§ WHAT THE TASK REQUIRES
All of the lines below are to be transcribed faithfully, with pictures excluded from the copy.

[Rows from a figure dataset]
■ ■ ■ ■ ■
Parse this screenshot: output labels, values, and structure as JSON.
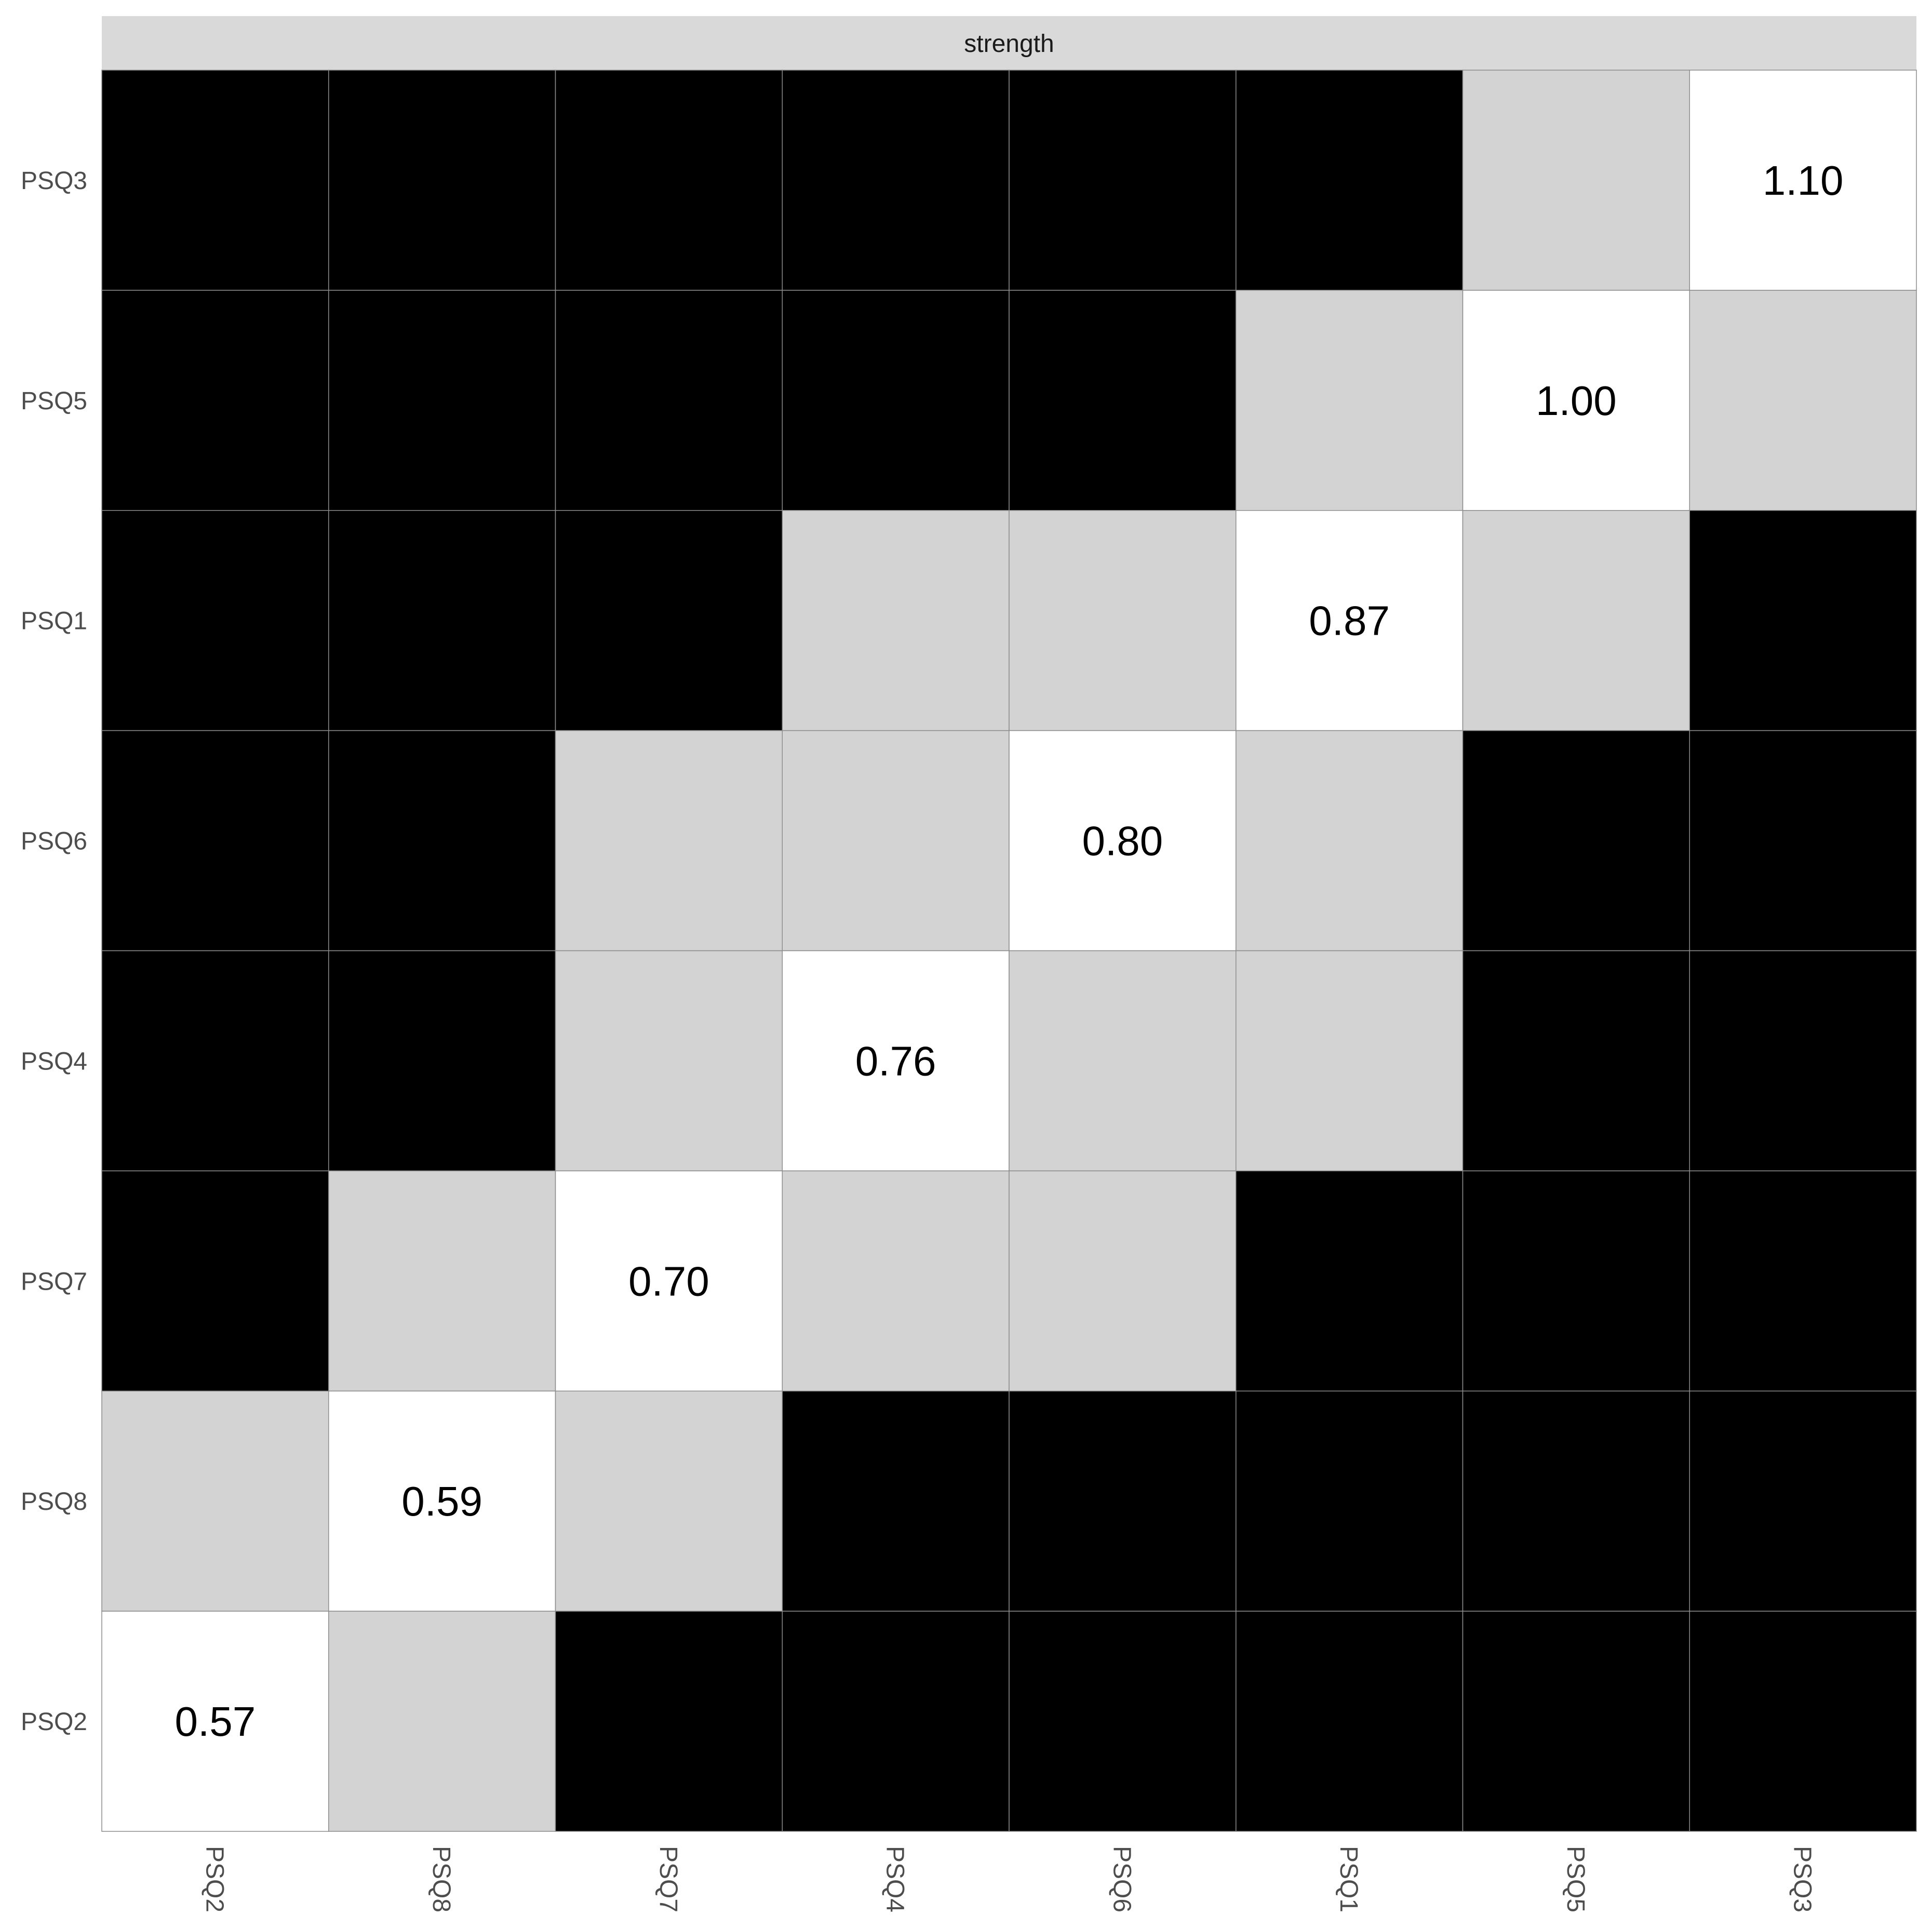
{
  "chart_data": {
    "type": "heatmap",
    "facet_label": "strength",
    "x_categories": [
      "PSQ2",
      "PSQ8",
      "PSQ7",
      "PSQ4",
      "PSQ6",
      "PSQ1",
      "PSQ5",
      "PSQ3"
    ],
    "y_categories_top_to_bottom": [
      "PSQ3",
      "PSQ5",
      "PSQ1",
      "PSQ6",
      "PSQ4",
      "PSQ7",
      "PSQ8",
      "PSQ2"
    ],
    "colors": {
      "diagonal": "#ffffff",
      "near": "#d3d3d3",
      "far": "#000000"
    },
    "cells": [
      [
        "far",
        "far",
        "far",
        "far",
        "far",
        "far",
        "near",
        "diagonal"
      ],
      [
        "far",
        "far",
        "far",
        "far",
        "far",
        "near",
        "diagonal",
        "near"
      ],
      [
        "far",
        "far",
        "far",
        "near",
        "near",
        "diagonal",
        "near",
        "far"
      ],
      [
        "far",
        "far",
        "near",
        "near",
        "diagonal",
        "near",
        "far",
        "far"
      ],
      [
        "far",
        "far",
        "near",
        "diagonal",
        "near",
        "near",
        "far",
        "far"
      ],
      [
        "far",
        "near",
        "diagonal",
        "near",
        "near",
        "far",
        "far",
        "far"
      ],
      [
        "near",
        "diagonal",
        "near",
        "far",
        "far",
        "far",
        "far",
        "far"
      ],
      [
        "diagonal",
        "near",
        "far",
        "far",
        "far",
        "far",
        "far",
        "far"
      ]
    ],
    "diagonal_values": [
      {
        "x": "PSQ3",
        "y": "PSQ3",
        "label": "1.10"
      },
      {
        "x": "PSQ5",
        "y": "PSQ5",
        "label": "1.00"
      },
      {
        "x": "PSQ1",
        "y": "PSQ1",
        "label": "0.87"
      },
      {
        "x": "PSQ6",
        "y": "PSQ6",
        "label": "0.80"
      },
      {
        "x": "PSQ4",
        "y": "PSQ4",
        "label": "0.76"
      },
      {
        "x": "PSQ7",
        "y": "PSQ7",
        "label": "0.70"
      },
      {
        "x": "PSQ8",
        "y": "PSQ8",
        "label": "0.59"
      },
      {
        "x": "PSQ2",
        "y": "PSQ2",
        "label": "0.57"
      }
    ]
  }
}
■ ■ ■ ■ ■
§ SOLUTION
Parse this screenshot: output labels, values, and structure as JSON.
{
  "chart_data": {
    "type": "heatmap",
    "facet_label": "strength",
    "x_categories": [
      "PSQ2",
      "PSQ8",
      "PSQ7",
      "PSQ4",
      "PSQ6",
      "PSQ1",
      "PSQ5",
      "PSQ3"
    ],
    "y_categories_top_to_bottom": [
      "PSQ3",
      "PSQ5",
      "PSQ1",
      "PSQ6",
      "PSQ4",
      "PSQ7",
      "PSQ8",
      "PSQ2"
    ],
    "colors": {
      "diagonal": "#ffffff",
      "near": "#d3d3d3",
      "far": "#000000"
    },
    "cells": [
      [
        "far",
        "far",
        "far",
        "far",
        "far",
        "far",
        "near",
        "diagonal"
      ],
      [
        "far",
        "far",
        "far",
        "far",
        "far",
        "near",
        "diagonal",
        "near"
      ],
      [
        "far",
        "far",
        "far",
        "near",
        "near",
        "diagonal",
        "near",
        "far"
      ],
      [
        "far",
        "far",
        "near",
        "near",
        "diagonal",
        "near",
        "far",
        "far"
      ],
      [
        "far",
        "far",
        "near",
        "diagonal",
        "near",
        "near",
        "far",
        "far"
      ],
      [
        "far",
        "near",
        "diagonal",
        "near",
        "near",
        "far",
        "far",
        "far"
      ],
      [
        "near",
        "diagonal",
        "near",
        "far",
        "far",
        "far",
        "far",
        "far"
      ],
      [
        "diagonal",
        "near",
        "far",
        "far",
        "far",
        "far",
        "far",
        "far"
      ]
    ],
    "diagonal_values": [
      {
        "x": "PSQ3",
        "y": "PSQ3",
        "label": "1.10"
      },
      {
        "x": "PSQ5",
        "y": "PSQ5",
        "label": "1.00"
      },
      {
        "x": "PSQ1",
        "y": "PSQ1",
        "label": "0.87"
      },
      {
        "x": "PSQ6",
        "y": "PSQ6",
        "label": "0.80"
      },
      {
        "x": "PSQ4",
        "y": "PSQ4",
        "label": "0.76"
      },
      {
        "x": "PSQ7",
        "y": "PSQ7",
        "label": "0.70"
      },
      {
        "x": "PSQ8",
        "y": "PSQ8",
        "label": "0.59"
      },
      {
        "x": "PSQ2",
        "y": "PSQ2",
        "label": "0.57"
      }
    ]
  }
}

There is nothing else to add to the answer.